━━━━━ Data provided
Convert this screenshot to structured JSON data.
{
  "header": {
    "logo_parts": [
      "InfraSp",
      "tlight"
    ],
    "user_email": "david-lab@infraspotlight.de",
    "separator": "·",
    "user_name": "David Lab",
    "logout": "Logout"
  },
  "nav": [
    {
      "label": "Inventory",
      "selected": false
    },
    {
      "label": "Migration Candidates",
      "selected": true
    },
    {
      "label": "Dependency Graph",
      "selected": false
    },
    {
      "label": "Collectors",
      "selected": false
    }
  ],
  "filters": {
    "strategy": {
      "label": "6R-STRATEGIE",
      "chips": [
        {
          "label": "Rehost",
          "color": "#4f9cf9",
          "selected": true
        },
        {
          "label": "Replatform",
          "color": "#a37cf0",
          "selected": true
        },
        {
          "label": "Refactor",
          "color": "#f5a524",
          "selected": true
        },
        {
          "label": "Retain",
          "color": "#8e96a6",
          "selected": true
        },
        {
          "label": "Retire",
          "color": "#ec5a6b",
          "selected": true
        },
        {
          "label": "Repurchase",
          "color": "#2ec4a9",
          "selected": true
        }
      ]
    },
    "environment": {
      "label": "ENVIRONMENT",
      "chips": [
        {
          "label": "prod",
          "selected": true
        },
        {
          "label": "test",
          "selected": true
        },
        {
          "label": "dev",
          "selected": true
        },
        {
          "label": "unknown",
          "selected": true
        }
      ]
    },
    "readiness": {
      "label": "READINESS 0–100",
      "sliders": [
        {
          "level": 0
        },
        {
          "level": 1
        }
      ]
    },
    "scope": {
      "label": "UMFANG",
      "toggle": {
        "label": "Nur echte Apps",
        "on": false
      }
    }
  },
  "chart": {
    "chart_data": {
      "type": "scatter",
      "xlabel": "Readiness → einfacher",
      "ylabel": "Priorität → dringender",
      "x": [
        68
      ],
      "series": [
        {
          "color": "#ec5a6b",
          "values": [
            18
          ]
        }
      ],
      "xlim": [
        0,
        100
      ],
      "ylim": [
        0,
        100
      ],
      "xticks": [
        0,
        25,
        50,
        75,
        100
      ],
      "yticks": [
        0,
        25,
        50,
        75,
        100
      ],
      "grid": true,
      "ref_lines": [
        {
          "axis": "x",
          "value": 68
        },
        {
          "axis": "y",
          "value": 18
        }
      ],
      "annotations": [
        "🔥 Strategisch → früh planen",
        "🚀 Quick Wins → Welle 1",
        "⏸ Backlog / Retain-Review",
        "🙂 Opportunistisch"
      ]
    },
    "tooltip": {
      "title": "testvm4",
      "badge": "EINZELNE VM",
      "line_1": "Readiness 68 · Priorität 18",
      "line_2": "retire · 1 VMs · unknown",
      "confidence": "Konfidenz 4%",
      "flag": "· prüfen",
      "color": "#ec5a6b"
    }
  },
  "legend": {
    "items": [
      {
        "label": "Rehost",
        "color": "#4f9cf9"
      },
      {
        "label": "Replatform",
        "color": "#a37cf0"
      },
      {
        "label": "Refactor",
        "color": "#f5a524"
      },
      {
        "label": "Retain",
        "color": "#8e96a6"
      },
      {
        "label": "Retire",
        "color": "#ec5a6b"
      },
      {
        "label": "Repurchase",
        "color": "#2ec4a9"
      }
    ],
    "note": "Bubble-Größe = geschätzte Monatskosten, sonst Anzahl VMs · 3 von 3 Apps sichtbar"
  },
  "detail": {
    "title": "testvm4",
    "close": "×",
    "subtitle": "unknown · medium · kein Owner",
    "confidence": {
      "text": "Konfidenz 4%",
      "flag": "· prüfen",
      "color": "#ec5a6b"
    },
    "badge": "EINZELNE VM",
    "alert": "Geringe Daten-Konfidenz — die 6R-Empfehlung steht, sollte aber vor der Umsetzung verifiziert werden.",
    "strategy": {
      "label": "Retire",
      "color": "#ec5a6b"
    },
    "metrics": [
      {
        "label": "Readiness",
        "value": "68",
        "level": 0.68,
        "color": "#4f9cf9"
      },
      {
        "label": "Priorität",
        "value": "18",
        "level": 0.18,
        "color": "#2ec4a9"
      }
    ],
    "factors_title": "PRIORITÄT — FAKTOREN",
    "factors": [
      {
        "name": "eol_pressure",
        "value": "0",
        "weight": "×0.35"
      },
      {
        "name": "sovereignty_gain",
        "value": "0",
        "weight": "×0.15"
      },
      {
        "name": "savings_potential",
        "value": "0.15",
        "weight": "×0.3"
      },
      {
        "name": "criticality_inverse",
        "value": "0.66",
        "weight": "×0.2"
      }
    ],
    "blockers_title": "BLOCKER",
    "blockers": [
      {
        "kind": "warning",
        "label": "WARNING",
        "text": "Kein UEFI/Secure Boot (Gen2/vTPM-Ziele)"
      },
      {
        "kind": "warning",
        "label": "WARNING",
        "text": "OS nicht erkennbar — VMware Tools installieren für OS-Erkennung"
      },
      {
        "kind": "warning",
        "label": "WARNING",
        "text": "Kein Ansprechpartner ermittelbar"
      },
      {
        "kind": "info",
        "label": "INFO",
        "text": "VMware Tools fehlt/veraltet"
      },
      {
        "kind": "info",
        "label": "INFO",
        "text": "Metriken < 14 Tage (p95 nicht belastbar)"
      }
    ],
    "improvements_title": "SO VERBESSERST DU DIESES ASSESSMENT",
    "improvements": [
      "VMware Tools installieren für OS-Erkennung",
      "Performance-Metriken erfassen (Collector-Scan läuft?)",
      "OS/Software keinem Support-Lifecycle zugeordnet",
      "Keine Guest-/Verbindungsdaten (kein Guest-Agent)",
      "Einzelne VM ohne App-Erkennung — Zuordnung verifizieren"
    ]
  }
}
━━━━━━━━━━
■ What you have to do ■
Gather all lines from the records above in which "Retain" appears.

■ Result for this exercise ■
          "label": "Retain",
        "⏸ Backlog / Retain-Review",
        "label": "Retain",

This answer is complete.